▶ **WHAT YOU HAVE TO DO**: Find every line in the records below that holds the word "control", and copy it out.

——

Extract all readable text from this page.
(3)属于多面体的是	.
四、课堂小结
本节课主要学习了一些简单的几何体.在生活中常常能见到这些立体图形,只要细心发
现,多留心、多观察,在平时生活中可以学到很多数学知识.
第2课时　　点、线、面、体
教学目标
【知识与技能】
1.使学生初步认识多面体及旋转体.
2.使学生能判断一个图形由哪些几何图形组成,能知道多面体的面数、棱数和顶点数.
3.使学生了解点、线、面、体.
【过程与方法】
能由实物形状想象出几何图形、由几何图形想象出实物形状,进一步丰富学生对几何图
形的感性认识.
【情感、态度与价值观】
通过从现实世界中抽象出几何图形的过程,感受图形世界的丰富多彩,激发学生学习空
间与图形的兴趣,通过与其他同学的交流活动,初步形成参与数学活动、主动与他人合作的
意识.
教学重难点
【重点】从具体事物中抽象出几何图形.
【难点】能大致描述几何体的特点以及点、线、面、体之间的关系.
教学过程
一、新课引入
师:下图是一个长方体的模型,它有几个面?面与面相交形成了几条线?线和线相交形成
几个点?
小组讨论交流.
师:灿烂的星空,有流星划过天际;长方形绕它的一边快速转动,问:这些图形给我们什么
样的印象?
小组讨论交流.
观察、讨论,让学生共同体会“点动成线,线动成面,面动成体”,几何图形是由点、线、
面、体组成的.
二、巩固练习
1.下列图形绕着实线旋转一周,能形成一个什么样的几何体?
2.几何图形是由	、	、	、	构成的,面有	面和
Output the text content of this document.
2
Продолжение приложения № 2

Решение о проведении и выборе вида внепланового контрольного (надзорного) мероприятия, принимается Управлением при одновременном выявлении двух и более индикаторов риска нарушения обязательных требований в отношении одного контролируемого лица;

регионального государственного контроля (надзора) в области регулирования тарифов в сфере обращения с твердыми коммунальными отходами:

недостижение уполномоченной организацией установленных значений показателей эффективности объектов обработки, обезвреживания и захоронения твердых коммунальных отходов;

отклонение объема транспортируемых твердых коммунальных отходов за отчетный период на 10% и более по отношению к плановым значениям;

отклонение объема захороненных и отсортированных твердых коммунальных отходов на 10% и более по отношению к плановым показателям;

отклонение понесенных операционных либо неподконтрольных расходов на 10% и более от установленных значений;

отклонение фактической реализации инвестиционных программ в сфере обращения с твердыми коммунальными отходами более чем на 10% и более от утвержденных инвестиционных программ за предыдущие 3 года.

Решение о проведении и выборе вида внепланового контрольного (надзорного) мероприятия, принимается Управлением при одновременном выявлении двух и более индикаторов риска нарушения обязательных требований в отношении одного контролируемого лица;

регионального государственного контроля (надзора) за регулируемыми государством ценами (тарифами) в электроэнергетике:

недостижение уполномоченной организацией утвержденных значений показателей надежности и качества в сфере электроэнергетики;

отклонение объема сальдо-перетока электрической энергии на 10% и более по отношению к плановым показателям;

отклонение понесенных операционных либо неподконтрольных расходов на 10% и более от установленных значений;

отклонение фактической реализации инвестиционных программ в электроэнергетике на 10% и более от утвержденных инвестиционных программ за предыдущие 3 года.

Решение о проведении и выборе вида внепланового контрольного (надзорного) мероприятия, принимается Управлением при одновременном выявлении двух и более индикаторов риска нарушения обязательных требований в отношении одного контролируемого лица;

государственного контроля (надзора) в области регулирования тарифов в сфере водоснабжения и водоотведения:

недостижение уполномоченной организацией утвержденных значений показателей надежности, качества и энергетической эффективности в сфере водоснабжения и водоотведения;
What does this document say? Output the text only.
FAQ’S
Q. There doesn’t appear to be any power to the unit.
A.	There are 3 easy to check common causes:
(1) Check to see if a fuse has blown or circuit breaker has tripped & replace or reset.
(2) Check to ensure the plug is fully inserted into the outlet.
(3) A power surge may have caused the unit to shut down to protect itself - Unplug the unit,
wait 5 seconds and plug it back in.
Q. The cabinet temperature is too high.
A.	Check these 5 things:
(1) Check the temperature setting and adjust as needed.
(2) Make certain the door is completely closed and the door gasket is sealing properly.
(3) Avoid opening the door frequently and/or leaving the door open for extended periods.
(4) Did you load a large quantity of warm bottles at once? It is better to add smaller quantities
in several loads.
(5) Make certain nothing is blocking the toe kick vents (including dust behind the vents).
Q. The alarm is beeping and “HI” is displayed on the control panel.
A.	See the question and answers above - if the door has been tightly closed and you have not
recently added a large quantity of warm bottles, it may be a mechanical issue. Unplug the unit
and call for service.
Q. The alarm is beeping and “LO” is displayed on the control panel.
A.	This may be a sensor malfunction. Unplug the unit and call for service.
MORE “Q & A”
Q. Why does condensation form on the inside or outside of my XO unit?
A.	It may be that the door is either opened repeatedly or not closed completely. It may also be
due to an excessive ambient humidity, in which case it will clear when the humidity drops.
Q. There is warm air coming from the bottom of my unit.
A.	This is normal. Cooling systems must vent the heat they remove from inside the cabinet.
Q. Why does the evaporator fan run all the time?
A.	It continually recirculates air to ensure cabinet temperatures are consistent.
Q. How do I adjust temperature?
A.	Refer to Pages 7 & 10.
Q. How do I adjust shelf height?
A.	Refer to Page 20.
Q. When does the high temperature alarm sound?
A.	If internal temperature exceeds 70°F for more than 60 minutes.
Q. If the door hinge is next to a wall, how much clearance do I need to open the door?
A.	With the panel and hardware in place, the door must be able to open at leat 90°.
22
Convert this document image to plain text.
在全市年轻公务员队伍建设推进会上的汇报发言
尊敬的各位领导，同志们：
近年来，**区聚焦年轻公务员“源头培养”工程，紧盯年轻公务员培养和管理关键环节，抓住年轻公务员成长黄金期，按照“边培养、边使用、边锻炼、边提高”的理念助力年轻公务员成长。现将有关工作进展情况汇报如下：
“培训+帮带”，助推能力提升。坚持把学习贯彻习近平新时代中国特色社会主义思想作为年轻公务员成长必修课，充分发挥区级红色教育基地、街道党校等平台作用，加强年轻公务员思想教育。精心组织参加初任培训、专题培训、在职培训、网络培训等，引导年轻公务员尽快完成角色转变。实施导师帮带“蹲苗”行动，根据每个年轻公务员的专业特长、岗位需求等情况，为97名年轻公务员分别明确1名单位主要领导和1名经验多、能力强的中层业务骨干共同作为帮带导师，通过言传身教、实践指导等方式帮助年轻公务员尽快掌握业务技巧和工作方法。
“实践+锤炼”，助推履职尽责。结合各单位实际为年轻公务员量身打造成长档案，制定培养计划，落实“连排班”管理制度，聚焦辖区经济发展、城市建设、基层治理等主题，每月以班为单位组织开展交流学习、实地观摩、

——

▶ **SOLUTION**:
Q. The alarm is beeping and “HI” is displayed on the control panel.
Q. The alarm is beeping and “LO” is displayed on the control panel.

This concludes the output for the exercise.